Records from a collection
========================================================================
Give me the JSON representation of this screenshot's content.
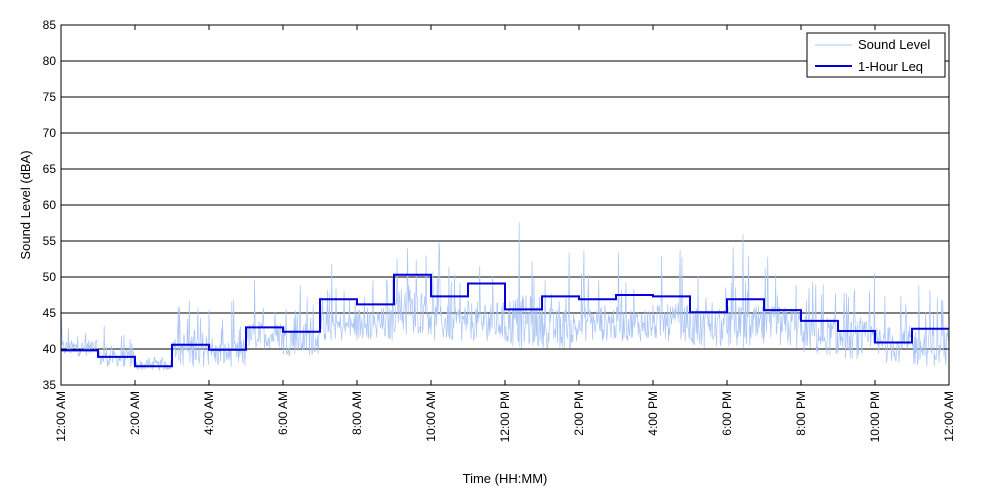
{
  "chart_data": {
    "type": "line",
    "title": "",
    "xlabel": "Time (HH:MM)",
    "ylabel": "Sound Level (dBA)",
    "ylim": [
      35,
      85
    ],
    "xlim": [
      0,
      24
    ],
    "y_ticks": [
      35,
      40,
      45,
      50,
      55,
      60,
      65,
      70,
      75,
      80,
      85
    ],
    "x_ticks": [
      0,
      2,
      4,
      6,
      8,
      10,
      12,
      14,
      16,
      18,
      20,
      22,
      24
    ],
    "x_tick_labels": [
      "12:00 AM",
      "2:00 AM",
      "4:00 AM",
      "6:00 AM",
      "8:00 AM",
      "10:00 AM",
      "12:00 PM",
      "2:00 PM",
      "4:00 PM",
      "6:00 PM",
      "8:00 PM",
      "10:00 PM",
      "12:00 AM"
    ],
    "grid": "horizontal",
    "legend_position": "top-right",
    "series": [
      {
        "name": "Sound Level",
        "color": "#a9c4f5",
        "style": "thin-noisy-line",
        "hourly_profile": [
          {
            "hour": 0,
            "base": 39,
            "peak": 45
          },
          {
            "hour": 1,
            "base": 37.5,
            "peak": 44
          },
          {
            "hour": 2,
            "base": 37,
            "peak": 39
          },
          {
            "hour": 3,
            "base": 37.5,
            "peak": 51
          },
          {
            "hour": 4,
            "base": 37.5,
            "peak": 47
          },
          {
            "hour": 5,
            "base": 40,
            "peak": 50
          },
          {
            "hour": 6,
            "base": 39,
            "peak": 52
          },
          {
            "hour": 7,
            "base": 41,
            "peak": 52
          },
          {
            "hour": 8,
            "base": 41,
            "peak": 54
          },
          {
            "hour": 9,
            "base": 42,
            "peak": 59
          },
          {
            "hour": 10,
            "base": 41,
            "peak": 55
          },
          {
            "hour": 11,
            "base": 41,
            "peak": 56
          },
          {
            "hour": 12,
            "base": 40,
            "peak": 60
          },
          {
            "hour": 13,
            "base": 40,
            "peak": 55
          },
          {
            "hour": 14,
            "base": 41,
            "peak": 55
          },
          {
            "hour": 15,
            "base": 41,
            "peak": 54
          },
          {
            "hour": 16,
            "base": 41,
            "peak": 55
          },
          {
            "hour": 17,
            "base": 40,
            "peak": 55
          },
          {
            "hour": 18,
            "base": 40,
            "peak": 56
          },
          {
            "hour": 19,
            "base": 40,
            "peak": 56
          },
          {
            "hour": 20,
            "base": 39,
            "peak": 54
          },
          {
            "hour": 21,
            "base": 38.5,
            "peak": 53
          },
          {
            "hour": 22,
            "base": 38,
            "peak": 52
          },
          {
            "hour": 23,
            "base": 37.5,
            "peak": 52
          }
        ]
      },
      {
        "name": "1-Hour Leq",
        "color": "#0000dd",
        "style": "step",
        "x": [
          0,
          1,
          2,
          3,
          4,
          5,
          6,
          7,
          8,
          9,
          10,
          11,
          12,
          13,
          14,
          15,
          16,
          17,
          18,
          19,
          20,
          21,
          22,
          23
        ],
        "values": [
          39.8,
          38.9,
          37.6,
          40.6,
          39.9,
          43.0,
          42.4,
          46.9,
          46.2,
          50.3,
          47.3,
          49.1,
          45.5,
          47.3,
          46.9,
          47.5,
          47.3,
          45.1,
          46.9,
          45.4,
          43.9,
          42.5,
          40.9,
          42.8
        ]
      }
    ]
  }
}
========================================================================
- _PROBLEM STATEMENT_
Which lines above contain "Sound"? Show each of them.

- _THE SOLUTION_
    "ylabel": "Sound Level (dBA)",
        "name": "Sound Level",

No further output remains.